Transcribe every record that appears below, exactly and in full.

Begin

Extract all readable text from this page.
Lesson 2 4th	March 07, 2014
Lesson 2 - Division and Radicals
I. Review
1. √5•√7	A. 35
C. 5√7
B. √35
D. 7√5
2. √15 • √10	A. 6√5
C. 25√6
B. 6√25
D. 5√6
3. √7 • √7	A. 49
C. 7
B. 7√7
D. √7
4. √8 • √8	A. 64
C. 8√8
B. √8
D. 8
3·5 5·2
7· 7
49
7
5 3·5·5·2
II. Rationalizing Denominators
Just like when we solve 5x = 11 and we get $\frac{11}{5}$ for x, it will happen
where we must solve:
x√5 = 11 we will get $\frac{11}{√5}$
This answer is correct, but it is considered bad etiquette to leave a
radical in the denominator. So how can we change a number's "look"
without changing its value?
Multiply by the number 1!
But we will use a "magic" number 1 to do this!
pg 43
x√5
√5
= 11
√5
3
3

End

◆ Result of this exercise
Extract all readable text from this page.
Lesson 2 4th	March 07, 2014
Lesson 2 - Division and Radicals
I. Review
1. √5•√7	A. 35
C. 5√7
B. √35
D. 7√5
2. √15 • √10	A. 6√5
C. 25√6
B. 6√25
D. 5√6
3. √7 • √7	A. 49
C. 7
B. 7√7
D. √7
4. √8 • √8	A. 64
C. 8√8
B. √8
D. 8
3·5 5·2
7· 7
49
7
5 3·5·5·2
II. Rationalizing Denominators
Just like when we solve 5x = 11 and we get $\frac{11}{5}$ for x, it will happen
where we must solve:
x√5 = 11 we will get $\frac{11}{√5}$
This answer is correct, but it is considered bad etiquette to leave a
radical in the denominator. So how can we change a number's "look"
without changing its value?
Multiply by the number 1!
But we will use a "magic" number 1 to do this!
pg 43
x√5
√5
= 11
√5
3
3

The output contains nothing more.